**STATED TASK:** Determine how many lines of the material hold the string "this" and reply with only that number.

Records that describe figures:
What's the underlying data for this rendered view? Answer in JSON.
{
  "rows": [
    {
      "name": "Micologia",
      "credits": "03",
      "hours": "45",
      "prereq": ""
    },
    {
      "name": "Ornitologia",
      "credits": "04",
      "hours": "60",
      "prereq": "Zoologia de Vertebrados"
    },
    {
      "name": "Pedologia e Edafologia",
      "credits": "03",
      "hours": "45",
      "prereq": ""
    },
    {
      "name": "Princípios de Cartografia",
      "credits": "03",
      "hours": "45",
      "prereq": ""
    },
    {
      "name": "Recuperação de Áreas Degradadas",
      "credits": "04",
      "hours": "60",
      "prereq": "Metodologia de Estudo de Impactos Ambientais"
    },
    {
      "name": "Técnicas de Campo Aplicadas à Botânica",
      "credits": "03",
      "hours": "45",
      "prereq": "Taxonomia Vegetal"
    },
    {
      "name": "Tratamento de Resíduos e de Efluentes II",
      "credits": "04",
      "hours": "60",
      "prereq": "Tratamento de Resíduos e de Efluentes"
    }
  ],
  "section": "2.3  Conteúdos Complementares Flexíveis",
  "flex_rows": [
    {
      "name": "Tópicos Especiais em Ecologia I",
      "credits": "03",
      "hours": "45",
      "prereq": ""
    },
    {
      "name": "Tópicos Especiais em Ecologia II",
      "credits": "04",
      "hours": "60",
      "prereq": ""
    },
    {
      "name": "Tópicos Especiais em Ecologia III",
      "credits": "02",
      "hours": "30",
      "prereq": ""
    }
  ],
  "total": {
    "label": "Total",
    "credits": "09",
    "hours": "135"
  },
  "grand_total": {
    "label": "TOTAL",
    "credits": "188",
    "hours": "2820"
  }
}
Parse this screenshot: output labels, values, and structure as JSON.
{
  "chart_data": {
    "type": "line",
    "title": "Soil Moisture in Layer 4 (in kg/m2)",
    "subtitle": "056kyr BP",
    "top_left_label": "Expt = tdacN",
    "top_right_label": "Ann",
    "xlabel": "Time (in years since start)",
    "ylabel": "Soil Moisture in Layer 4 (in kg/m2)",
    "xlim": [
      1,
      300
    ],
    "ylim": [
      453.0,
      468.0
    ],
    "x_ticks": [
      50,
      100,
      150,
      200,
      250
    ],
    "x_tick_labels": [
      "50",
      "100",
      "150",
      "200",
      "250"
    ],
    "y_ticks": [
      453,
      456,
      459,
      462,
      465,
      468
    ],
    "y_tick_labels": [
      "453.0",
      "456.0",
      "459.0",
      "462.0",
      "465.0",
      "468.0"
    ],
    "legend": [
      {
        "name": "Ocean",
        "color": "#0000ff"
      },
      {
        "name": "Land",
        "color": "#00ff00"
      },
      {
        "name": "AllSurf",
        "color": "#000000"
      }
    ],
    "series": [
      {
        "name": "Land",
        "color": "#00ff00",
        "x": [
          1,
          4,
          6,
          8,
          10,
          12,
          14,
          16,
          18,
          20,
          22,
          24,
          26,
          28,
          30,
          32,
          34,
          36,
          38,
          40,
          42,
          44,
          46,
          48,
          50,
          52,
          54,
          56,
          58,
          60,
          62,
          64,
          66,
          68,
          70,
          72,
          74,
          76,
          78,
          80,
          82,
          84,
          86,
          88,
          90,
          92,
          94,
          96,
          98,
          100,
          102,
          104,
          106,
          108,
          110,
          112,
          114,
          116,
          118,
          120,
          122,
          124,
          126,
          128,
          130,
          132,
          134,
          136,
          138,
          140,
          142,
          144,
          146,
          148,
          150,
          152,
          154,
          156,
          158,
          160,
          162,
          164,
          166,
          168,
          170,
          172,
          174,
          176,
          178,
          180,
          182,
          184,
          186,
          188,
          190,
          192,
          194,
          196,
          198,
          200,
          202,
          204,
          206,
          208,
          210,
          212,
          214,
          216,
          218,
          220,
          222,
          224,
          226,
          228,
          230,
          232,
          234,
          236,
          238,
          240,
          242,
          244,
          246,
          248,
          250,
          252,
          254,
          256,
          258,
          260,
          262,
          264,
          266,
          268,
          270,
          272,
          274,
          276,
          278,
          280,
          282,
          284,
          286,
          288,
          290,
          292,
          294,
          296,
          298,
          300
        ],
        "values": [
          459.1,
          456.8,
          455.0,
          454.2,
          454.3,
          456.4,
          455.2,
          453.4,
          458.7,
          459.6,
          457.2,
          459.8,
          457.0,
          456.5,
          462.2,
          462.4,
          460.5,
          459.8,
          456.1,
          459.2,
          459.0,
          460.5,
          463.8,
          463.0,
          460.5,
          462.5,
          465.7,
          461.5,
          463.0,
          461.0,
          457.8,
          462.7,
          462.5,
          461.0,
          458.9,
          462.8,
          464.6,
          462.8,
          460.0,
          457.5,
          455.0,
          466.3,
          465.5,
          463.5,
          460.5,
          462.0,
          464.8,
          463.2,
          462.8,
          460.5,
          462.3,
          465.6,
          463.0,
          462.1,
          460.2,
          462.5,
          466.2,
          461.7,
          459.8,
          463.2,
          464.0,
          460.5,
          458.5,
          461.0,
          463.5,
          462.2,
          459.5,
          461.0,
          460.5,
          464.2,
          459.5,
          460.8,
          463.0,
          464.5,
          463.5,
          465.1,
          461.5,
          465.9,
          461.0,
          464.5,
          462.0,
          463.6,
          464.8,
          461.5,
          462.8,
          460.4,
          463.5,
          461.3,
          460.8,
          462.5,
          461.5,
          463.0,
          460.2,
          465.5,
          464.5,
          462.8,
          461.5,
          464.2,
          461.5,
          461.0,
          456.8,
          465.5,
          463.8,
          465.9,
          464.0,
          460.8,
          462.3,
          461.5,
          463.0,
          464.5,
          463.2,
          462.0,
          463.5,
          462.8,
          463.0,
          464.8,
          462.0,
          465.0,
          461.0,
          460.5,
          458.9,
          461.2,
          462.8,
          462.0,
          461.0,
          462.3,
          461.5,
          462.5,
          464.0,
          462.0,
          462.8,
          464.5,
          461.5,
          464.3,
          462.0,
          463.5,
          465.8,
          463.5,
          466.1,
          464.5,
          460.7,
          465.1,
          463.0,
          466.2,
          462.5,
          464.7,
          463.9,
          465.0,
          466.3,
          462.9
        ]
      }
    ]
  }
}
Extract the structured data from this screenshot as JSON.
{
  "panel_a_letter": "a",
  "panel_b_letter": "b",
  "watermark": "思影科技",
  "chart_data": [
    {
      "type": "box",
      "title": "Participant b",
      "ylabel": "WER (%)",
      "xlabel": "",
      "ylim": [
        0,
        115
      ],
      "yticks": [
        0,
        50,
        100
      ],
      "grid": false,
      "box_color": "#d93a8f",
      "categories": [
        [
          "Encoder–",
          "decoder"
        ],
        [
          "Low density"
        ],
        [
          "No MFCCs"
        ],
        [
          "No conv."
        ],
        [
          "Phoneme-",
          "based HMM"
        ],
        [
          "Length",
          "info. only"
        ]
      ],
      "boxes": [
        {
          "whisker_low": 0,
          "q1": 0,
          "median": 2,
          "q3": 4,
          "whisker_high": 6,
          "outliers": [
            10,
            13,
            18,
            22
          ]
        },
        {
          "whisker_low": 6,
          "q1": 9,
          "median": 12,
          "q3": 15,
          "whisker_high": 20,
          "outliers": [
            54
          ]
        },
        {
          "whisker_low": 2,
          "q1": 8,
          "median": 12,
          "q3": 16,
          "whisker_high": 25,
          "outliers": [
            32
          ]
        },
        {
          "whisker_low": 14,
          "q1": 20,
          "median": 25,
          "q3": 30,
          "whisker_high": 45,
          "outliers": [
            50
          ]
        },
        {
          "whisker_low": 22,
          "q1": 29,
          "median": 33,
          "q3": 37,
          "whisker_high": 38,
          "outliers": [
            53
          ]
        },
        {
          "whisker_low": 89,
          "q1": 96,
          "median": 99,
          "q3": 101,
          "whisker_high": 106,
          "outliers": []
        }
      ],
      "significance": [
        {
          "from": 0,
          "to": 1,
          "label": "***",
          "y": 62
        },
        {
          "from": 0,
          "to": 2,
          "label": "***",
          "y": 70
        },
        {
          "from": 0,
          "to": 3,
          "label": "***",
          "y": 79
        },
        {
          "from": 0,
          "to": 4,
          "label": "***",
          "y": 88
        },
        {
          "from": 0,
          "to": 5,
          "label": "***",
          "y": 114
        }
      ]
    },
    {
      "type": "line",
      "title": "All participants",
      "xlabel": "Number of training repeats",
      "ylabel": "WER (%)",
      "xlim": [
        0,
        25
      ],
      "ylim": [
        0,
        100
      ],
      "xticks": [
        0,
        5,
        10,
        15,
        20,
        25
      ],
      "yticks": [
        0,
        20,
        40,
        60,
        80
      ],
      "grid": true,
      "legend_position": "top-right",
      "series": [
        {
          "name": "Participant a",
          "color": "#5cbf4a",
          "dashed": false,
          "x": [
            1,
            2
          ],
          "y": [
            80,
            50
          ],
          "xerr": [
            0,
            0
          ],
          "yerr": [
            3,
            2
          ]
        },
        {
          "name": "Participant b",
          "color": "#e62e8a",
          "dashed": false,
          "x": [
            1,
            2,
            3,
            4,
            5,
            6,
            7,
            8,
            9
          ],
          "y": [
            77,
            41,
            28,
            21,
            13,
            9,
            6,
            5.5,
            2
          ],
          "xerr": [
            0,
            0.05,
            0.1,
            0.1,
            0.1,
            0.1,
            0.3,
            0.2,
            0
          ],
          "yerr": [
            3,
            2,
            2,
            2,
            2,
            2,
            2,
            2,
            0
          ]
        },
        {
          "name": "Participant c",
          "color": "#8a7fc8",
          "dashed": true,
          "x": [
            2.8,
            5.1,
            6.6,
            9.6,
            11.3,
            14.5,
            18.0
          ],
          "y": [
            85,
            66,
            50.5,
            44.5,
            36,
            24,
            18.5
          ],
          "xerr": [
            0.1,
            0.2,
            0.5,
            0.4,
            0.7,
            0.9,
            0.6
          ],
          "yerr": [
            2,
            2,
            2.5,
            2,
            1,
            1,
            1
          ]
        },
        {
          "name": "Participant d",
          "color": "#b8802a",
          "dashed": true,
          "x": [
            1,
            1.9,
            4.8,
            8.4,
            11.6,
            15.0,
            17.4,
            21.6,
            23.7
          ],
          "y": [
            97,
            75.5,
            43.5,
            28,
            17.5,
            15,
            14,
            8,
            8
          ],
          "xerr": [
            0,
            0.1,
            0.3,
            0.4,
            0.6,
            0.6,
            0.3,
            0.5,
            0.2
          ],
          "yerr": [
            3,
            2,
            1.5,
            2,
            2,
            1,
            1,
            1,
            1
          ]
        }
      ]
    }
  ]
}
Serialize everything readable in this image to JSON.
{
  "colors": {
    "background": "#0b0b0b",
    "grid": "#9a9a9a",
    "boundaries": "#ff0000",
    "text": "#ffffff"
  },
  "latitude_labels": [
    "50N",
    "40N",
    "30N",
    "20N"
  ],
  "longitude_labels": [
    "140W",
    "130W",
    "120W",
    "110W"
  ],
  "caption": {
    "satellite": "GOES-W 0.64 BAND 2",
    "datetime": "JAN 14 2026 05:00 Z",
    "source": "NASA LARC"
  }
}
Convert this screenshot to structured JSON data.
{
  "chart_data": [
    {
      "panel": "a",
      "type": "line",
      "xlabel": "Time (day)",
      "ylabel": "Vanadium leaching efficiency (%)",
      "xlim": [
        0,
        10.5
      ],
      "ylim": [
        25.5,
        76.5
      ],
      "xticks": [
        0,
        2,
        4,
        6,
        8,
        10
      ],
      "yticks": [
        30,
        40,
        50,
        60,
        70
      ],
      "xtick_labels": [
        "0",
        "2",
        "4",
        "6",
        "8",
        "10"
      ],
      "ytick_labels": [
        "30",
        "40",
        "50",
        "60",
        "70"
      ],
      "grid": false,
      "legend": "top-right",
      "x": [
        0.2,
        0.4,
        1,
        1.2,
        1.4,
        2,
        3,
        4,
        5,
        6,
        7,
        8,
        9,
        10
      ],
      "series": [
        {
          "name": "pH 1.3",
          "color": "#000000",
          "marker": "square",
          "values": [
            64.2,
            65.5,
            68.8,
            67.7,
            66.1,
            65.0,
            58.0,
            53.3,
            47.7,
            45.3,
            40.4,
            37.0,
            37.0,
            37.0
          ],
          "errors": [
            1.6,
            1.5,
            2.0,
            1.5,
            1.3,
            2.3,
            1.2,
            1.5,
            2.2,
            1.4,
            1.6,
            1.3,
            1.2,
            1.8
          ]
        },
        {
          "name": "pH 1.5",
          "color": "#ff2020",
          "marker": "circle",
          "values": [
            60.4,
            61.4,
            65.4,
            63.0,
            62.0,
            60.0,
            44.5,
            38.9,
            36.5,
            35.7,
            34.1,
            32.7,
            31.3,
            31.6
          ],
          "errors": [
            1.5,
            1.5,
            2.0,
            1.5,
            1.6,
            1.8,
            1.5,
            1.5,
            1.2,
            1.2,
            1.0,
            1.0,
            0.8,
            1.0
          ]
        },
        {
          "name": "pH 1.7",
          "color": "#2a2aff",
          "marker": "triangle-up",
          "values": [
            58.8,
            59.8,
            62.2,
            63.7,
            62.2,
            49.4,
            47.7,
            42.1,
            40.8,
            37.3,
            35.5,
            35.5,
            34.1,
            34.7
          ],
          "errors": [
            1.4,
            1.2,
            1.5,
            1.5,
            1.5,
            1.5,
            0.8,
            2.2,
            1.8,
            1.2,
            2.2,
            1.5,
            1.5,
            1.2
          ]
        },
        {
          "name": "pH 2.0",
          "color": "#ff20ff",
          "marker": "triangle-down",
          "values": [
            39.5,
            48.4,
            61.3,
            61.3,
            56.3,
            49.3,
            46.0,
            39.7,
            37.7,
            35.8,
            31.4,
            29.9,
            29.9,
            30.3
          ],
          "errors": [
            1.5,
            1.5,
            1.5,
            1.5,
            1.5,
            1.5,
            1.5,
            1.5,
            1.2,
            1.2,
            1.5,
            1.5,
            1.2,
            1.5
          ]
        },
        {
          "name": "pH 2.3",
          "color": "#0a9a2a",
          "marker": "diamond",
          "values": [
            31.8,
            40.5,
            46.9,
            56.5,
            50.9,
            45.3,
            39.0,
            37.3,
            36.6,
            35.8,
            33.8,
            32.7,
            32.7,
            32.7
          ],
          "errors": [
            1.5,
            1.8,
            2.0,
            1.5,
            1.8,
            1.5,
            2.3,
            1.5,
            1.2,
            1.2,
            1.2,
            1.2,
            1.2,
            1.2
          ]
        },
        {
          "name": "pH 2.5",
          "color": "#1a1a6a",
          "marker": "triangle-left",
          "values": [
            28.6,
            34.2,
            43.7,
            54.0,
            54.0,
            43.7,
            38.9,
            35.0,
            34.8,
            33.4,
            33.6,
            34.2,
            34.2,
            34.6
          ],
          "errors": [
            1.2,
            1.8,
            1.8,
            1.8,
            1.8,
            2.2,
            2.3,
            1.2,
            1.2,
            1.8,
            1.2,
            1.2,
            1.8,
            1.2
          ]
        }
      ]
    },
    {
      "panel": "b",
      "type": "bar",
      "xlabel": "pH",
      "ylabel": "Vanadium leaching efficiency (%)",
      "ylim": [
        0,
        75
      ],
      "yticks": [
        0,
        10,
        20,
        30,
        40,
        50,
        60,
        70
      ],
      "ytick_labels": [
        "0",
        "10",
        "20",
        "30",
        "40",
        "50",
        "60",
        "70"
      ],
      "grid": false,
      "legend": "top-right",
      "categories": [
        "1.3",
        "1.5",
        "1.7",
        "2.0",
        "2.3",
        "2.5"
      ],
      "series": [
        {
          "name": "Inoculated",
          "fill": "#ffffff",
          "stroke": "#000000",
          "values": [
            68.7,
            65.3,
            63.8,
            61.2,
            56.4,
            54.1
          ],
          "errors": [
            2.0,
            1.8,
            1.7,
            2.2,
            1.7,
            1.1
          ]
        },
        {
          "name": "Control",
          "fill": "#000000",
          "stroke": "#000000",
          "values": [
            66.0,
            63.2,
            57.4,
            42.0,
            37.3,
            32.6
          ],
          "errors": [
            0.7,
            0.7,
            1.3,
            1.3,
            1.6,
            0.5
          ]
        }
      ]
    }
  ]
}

**OUTPUT OF THE EXERCISE:** 5